INSTRUCTION
Skip every image and restate the data word for word.

Extracted data entries
- - - - -

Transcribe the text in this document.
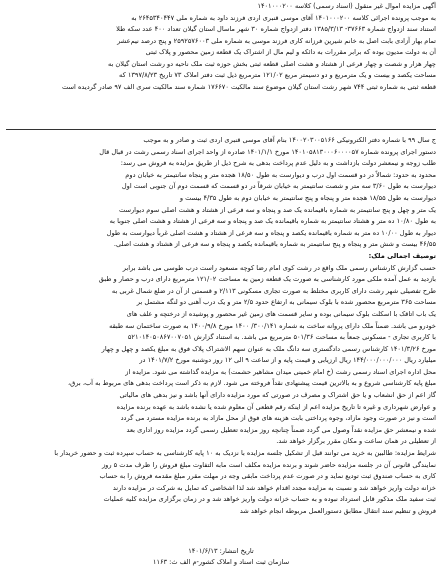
آگهی مزایده اموال غیر منقول (اسناد رسمی) کلاسه ۱۴۰۱۰۰۰۲۰۰
به موجب پرونده اجرائی کلاسه ۱۴۰۱۰۰۰۲۰۰ آقای موسی قنبری اردی فرزند داود به شماره ملی ۲۶۴۵۳۴۰۴۴۷ به
استناد سند ازدواج شماره ۳۷۶۶۳- ۱۳۸۵/۳/۱۳ دفتر ازدواج شماره ۳۰ شهر ماسال استان گیلان تعداد ۴۰۰ عدد سکه طلا
تمام بهار آزادی بابت اصل به خانم شیرین فرزانه کاری فرزند موسی به شماره ملی ۲۵۹۲۵۷۶۰۰۳ و پنج درصد نیم‌عشر
آن به دولت مدیون بوده که برابر مقررات به دائکه و لیم مال از اشتراک یک قطعه زمین محصور و پلاک ثبتی
چهار هزار و شصت و چهار فرعی از هشتاد و هشت اصلی قطعه ثبتی بخش حوزه ثبت ملک ناحیه دو رشت استان گیلان به
مساحت یکصد و بیست و یک مترمربع و دو دسیمتر مربع ۱۲۱/۰۲ مترمربع ذیل ثبت دفتر املاک ۷۳ تاریخ ۱۳۹۷/۸/۲۳ که
قطعه ثبتی به شماره ثبتی ۷۴۴ شهر رشت استان گیلان موضوع سند مالکیت ۱۷۶۶۷۰ شماره سند مالکیت سری الف ۹۷ صادر گردیده است
ج سال ۹۹ با شماره دفتر الکترونیکی ۱۴۰۰۲۰۳۰۰۵۱۶۶ بنام آقای موسی قنبری اردی ثبت و صادر و به موجب
دستور اجرای پرونده شماره ۱۴۰۱۰۵۸۱۳۰۰۰۶۰۰۰۰۵۷ مورخ ۱۴۰۱/۱/۱ صادره از واحد اجرای اسناد رسمی رشت در قبال قال
طلب زوجه و نیمعشر دولت بازداشت و به دلیل عدم پرداخت بدهی به شرح ذیل از طریق مزایده به فروش می رسد:
محدود به حدود: شمالاً در دو قسمت اول درب و دیوارست به طول ۱۸/۵۰ هجده متر و پنجاه سانتیمتر به خیابان دوم
دیوارست به طول ۳/۶۰ سه متر و شصت سانتیمتر به خیابان شرقاً در دو قسمت که قسمت دوم آن جنوبی است اول
دیوارست به طول ۱۸/۵۵ هجده متر و پنجاه و پنج سانتیمتر به خیابان دوم به طول ۴/۳۵ بیست و
یک متر و چهل و پنج سانتیمتر به شماره باقیمانده یک صد و پنجاه و سه فرعی از هشتاد و هشت اصلی سوم دیوارست
به طول ۱۰/۸۰ ده متر و هشتاد سانتیمتر به شماره باقیمانده یک صد و پنجاه و سه فرعی از هشتاد و هشت اصلی جنوبا به
دیوار به طول ۱۰/۰۰ ده متر به شماره باقیمانده یکصد و پنجاه و سه فرعی از هشتاد و هشت اصلی غرباً دیوارست به طول
۴۶/۵۵ بیست و شش متر و پنجاه و پنج سانتیمتر به شماره باقیمانده یکصد و پنجاه و سه فرعی از هشتاد و هشت اصلی.
توصیف اجمالی ملک:
حسب گزارش کارشناس رسمی ملک واقع در رشت کوی امام رضا کوچه مسعود راست درب طوسی می باشد برابر
بازدید به عمل آمده ملکی مورد کارشناسی به صورت یک قطعه زمین به مساحت ۱۲۱/۰۲ مترمربع دارای درب و حصار و طبق
طرح تفصیلی شهر رشت دارای کاربری مختلط به صورت تجاری مسکونی ۲/۱۱۳ و قسمتی از آن در ضلع شمال غربی به
مساحت ۳۶۵ مترمربع محصور شده با بلوک سیمانی به ارتفاع حدود ۲/۵ متر و یک درب آهنی دو لنگه مشتمل بر
یک باب اتاقک با اسکلت بلوک سیمانی بوده و سایر قسمت های زمین غیر محصور و پوشیده از درختچه و علف های
خودرو می باشد. ضمناً ملک دارای پروانه ساخت به شماره ۳۰۰/۱۴۱/ ۱۴۰۰ مورخ ۱۴۰۰/۹/۸ به صورت ساختمان سه طبقه
با کاربری تجاری - مسکونی جمعاً به مساحت ۵۰۱/۳۶ مترمربع می باشد. به استناد گزارش ۵۲۱۰۱۴۰۵۰۸۶۷۰۰۷۰۵۱
مورخ ۱۴۰۱/۳/۲۶ کارشناس رسمی دادگستری سه دانگ ملک به عنوان سهم الاشتراک پلاک فوق به مبلغ یکصد و چهل و چهار
میلیارد ریال ۱۴۴/۰۰۰/۰۰۰/۰۰۰ ریال ارزیابی و قیمت پایه و از ساعت ۹ الی ۱۲ روز دوشنبه مورخ ۱۴۰۱/۷/۲ در
محل اداره اجرای اسناد رسمی رشت (خ امام خمینی میدان مشاهیر حشمت) به مزایده گذاشته می شود. مزایده از
مبلغ پایه کارشناسی شروع و به بالاترین قیمت پیشنهادی نقداً فروخته می شود. لازم به ذکر است پرداخت بدهی های مربوط به آب، برق،
گاز اعم از حق انشعاب و یا حق اشتراک و مصرف در صورتی که مورد مزایده دارای آنها باشد و نیز بدهی های مالیاتی
و عوارض شهرداری و غیره تا تاریخ مزایده اعم از اینکه رقم قطعی آن معلوم شده یا نشده باشد به عهده برنده مزایده
است و نیز در صورت وجود مازاد، وجوه پرداختی بابت هزینه های فوق از محل مازاد به برنده مزایده مسترد می گردد
شده و نیمعشر حق مزایده نقداً وصول می گردد ضمناً چنانچه روز مزایده تعطیل رسمی گردد مزایده روز اداری بعد
از تعطیلی در همان ساعت و مکان مقرر برگزار خواهد شد.
شرایط مزایده: طالبین به خرید می توانند قبل از تشکیل جلسه مزایده با نزدیک به ۱۰ پایه کارشناسی به حساب سپرده ثبت و حضور خریدار با
نمایندگی قانونی آن در جلسه مزایده حاضر شوند و برنده مزایده مکلف است مابه التفاوت مبلغ فروش را ظرف مدت ۵ روز
کاری به حساب صندوق ثبت تودیع نماید و در صورت عدم پرداخت مابقی وجه در مهلت مقرر مبلغ مقدمه فروش را به حساب
خزانه دولت واریز خواهد شد و نسبت به مزایده مجدد اقدام خواهد شد لذا اشخاصی که تمایل به شرکت در مزایده دارند
ثبت سفید ملک مذکور قابل استرداد نبوده و به حساب خزانه دولت واریز خواهد شد و در زمان برگزاری مزایده کلیه عملیات
فروش و تنظیم سند انتقال مطابق دستورالعمل مربوطه انجام خواهد شد
تاریخ انتشار: ۱۴۰۱/۶/۱۳
سازمان ثبت اسناد و املاک کشور-م الف ث: ۱۱۶۳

- - - - -

SOLUTION TO THE EXERCISE
Transcribe the text in this document.
آگهی مزایده اموال غیر منقول (اسناد رسمی) کلاسه ۱۴۰۱۰۰۰۲۰۰
به موجب پرونده اجرائی کلاسه ۱۴۰۱۰۰۰۲۰۰ آقای موسی قنبری اردی فرزند داود به شماره ملی ۲۶۴۵۳۴۰۴۴۷ به
استناد سند ازدواج شماره ۳۷۶۶۳- ۱۳۸۵/۳/۱۳ دفتر ازدواج شماره ۳۰ شهر ماسال استان گیلان تعداد ۴۰۰ عدد سکه طلا
تمام بهار آزادی بابت اصل به خانم شیرین فرزانه کاری فرزند موسی به شماره ملی ۲۵۹۲۵۷۶۰۰۳ و پنج درصد نیم‌عشر
آن به دولت مدیون بوده که برابر مقررات به دائکه و لیم مال از اشتراک یک قطعه زمین محصور و پلاک ثبتی
چهار هزار و شصت و چهار فرعی از هشتاد و هشت اصلی قطعه ثبتی بخش حوزه ثبت ملک ناحیه دو رشت استان گیلان به
مساحت یکصد و بیست و یک مترمربع و دو دسیمتر مربع ۱۲۱/۰۲ مترمربع ذیل ثبت دفتر املاک ۷۳ تاریخ ۱۳۹۷/۸/۲۳ که
قطعه ثبتی به شماره ثبتی ۷۴۴ شهر رشت استان گیلان موضوع سند مالکیت ۱۷۶۶۷۰ شماره سند مالکیت سری الف ۹۷ صادر گردیده است
ج سال ۹۹ با شماره دفتر الکترونیکی ۱۴۰۰۲۰۳۰۰۵۱۶۶ بنام آقای موسی قنبری اردی ثبت و صادر و به موجب
دستور اجرای پرونده شماره ۱۴۰۱۰۵۸۱۳۰۰۰۶۰۰۰۰۵۷ مورخ ۱۴۰۱/۱/۱ صادره از واحد اجرای اسناد رسمی رشت در قبال قال
طلب زوجه و نیمعشر دولت بازداشت و به دلیل عدم پرداخت بدهی به شرح ذیل از طریق مزایده به فروش می رسد:
محدود به حدود: شمالاً در دو قسمت اول درب و دیوارست به طول ۱۸/۵۰ هجده متر و پنجاه سانتیمتر به خیابان دوم
دیوارست به طول ۳/۶۰ سه متر و شصت سانتیمتر به خیابان شرقاً در دو قسمت که قسمت دوم آن جنوبی است اول
دیوارست به طول ۱۸/۵۵ هجده متر و پنجاه و پنج سانتیمتر به خیابان دوم به طول ۴/۳۵ بیست و
یک متر و چهل و پنج سانتیمتر به شماره باقیمانده یک صد و پنجاه و سه فرعی از هشتاد و هشت اصلی سوم دیوارست
به طول ۱۰/۸۰ ده متر و هشتاد سانتیمتر به شماره باقیمانده یک صد و پنجاه و سه فرعی از هشتاد و هشت اصلی جنوبا به
دیوار به طول ۱۰/۰۰ ده متر به شماره باقیمانده یکصد و پنجاه و سه فرعی از هشتاد و هشت اصلی غرباً دیوارست به طول
۴۶/۵۵ بیست و شش متر و پنجاه و پنج سانتیمتر به شماره باقیمانده یکصد و پنجاه و سه فرعی از هشتاد و هشت اصلی.
توصیف اجمالی ملک:
حسب گزارش کارشناس رسمی ملک واقع در رشت کوی امام رضا کوچه مسعود راست درب طوسی می باشد برابر
بازدید به عمل آمده ملکی مورد کارشناسی به صورت یک قطعه زمین به مساحت ۱۲۱/۰۲ مترمربع دارای درب و حصار و طبق
طرح تفصیلی شهر رشت دارای کاربری مختلط به صورت تجاری مسکونی ۲/۱۱۳ و قسمتی از آن در ضلع شمال غربی به
مساحت ۳۶۵ مترمربع محصور شده با بلوک سیمانی به ارتفاع حدود ۲/۵ متر و یک درب آهنی دو لنگه مشتمل بر
یک باب اتاقک با اسکلت بلوک سیمانی بوده و سایر قسمت های زمین غیر محصور و پوشیده از درختچه و علف های
خودرو می باشد. ضمناً ملک دارای پروانه ساخت به شماره ۳۰۰/۱۴۱/ ۱۴۰۰ مورخ ۱۴۰۰/۹/۸ به صورت ساختمان سه طبقه
با کاربری تجاری - مسکونی جمعاً به مساحت ۵۰۱/۳۶ مترمربع می باشد. به استناد گزارش ۵۲۱۰۱۴۰۵۰۸۶۷۰۰۷۰۵۱
مورخ ۱۴۰۱/۳/۲۶ کارشناس رسمی دادگستری سه دانگ ملک به عنوان سهم الاشتراک پلاک فوق به مبلغ یکصد و چهل و چهار
میلیارد ریال ۱۴۴/۰۰۰/۰۰۰/۰۰۰ ریال ارزیابی و قیمت پایه و از ساعت ۹ الی ۱۲ روز دوشنبه مورخ ۱۴۰۱/۷/۲ در
محل اداره اجرای اسناد رسمی رشت (خ امام خمینی میدان مشاهیر حشمت) به مزایده گذاشته می شود. مزایده از
مبلغ پایه کارشناسی شروع و به بالاترین قیمت پیشنهادی نقداً فروخته می شود. لازم به ذکر است پرداخت بدهی های مربوط به آب، برق،
گاز اعم از حق انشعاب و یا حق اشتراک و مصرف در صورتی که مورد مزایده دارای آنها باشد و نیز بدهی های مالیاتی
و عوارض شهرداری و غیره تا تاریخ مزایده اعم از اینکه رقم قطعی آن معلوم شده یا نشده باشد به عهده برنده مزایده
است و نیز در صورت وجود مازاد، وجوه پرداختی بابت هزینه های فوق از محل مازاد به برنده مزایده مسترد می گردد
شده و نیمعشر حق مزایده نقداً وصول می گردد ضمناً چنانچه روز مزایده تعطیل رسمی گردد مزایده روز اداری بعد
از تعطیلی در همان ساعت و مکان مقرر برگزار خواهد شد.
شرایط مزایده: طالبین به خرید می توانند قبل از تشکیل جلسه مزایده با نزدیک به ۱۰ پایه کارشناسی به حساب سپرده ثبت و حضور خریدار با
نمایندگی قانونی آن در جلسه مزایده حاضر شوند و برنده مزایده مکلف است مابه التفاوت مبلغ فروش را ظرف مدت ۵ روز
کاری به حساب صندوق ثبت تودیع نماید و در صورت عدم پرداخت مابقی وجه در مهلت مقرر مبلغ مقدمه فروش را به حساب
خزانه دولت واریز خواهد شد و نسبت به مزایده مجدد اقدام خواهد شد لذا اشخاصی که تمایل به شرکت در مزایده دارند
ثبت سفید ملک مذکور قابل استرداد نبوده و به حساب خزانه دولت واریز خواهد شد و در زمان برگزاری مزایده کلیه عملیات
فروش و تنظیم سند انتقال مطابق دستورالعمل مربوطه انجام خواهد شد
تاریخ انتشار: ۱۴۰۱/۶/۱۳
سازمان ثبت اسناد و املاک کشور-م الف ث: ۱۱۶۳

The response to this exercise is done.